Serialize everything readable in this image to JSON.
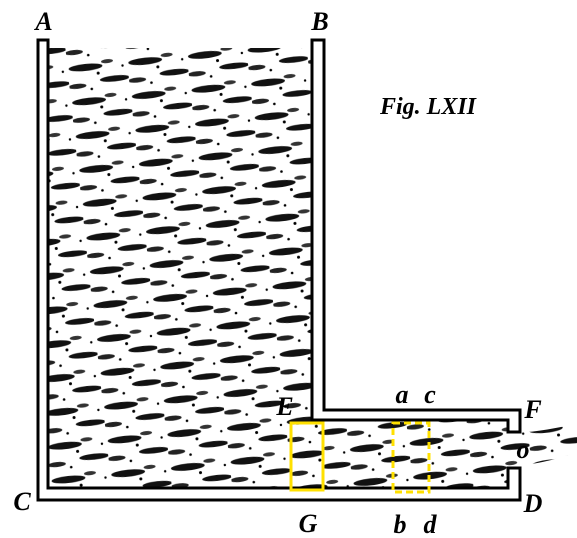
{
  "figure": {
    "title": "Fig. LXII",
    "labels": [
      "A",
      "B",
      "C",
      "D",
      "E",
      "F",
      "G",
      "a",
      "b",
      "c",
      "d",
      "o"
    ]
  }
}
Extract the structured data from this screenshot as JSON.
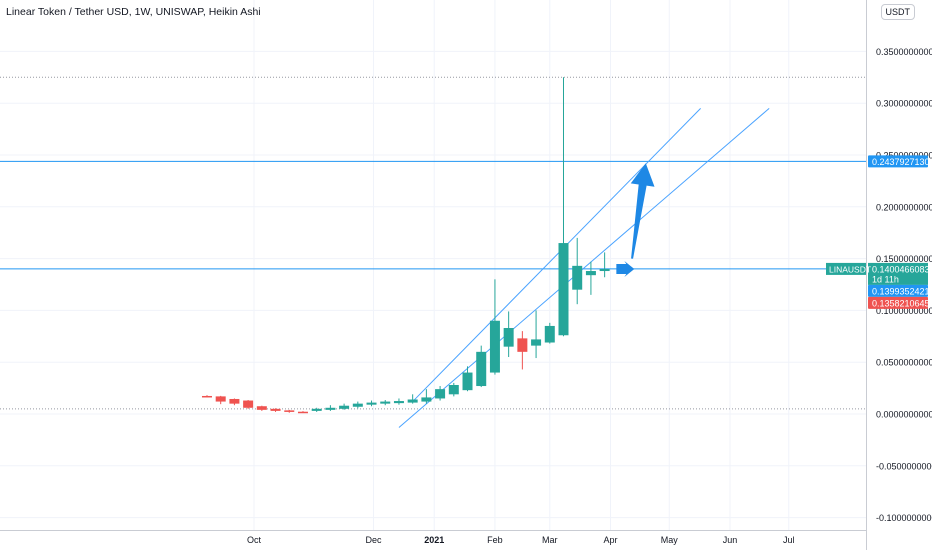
---
» Aim of the exercise: Copy out all of the material exactly as written, without its pictures.

» The completed task:
Serialize everything readable in this image to JSON.
{
  "figure": {
    "title": "Fig. LXII",
    "labels": [
      "A",
      "B",
      "C",
      "D",
      "E",
      "F",
      "G",
      "a",
      "b",
      "c",
      "d",
      "o"
    ]
  }
}
Extract the structured data from this screenshot as JSON.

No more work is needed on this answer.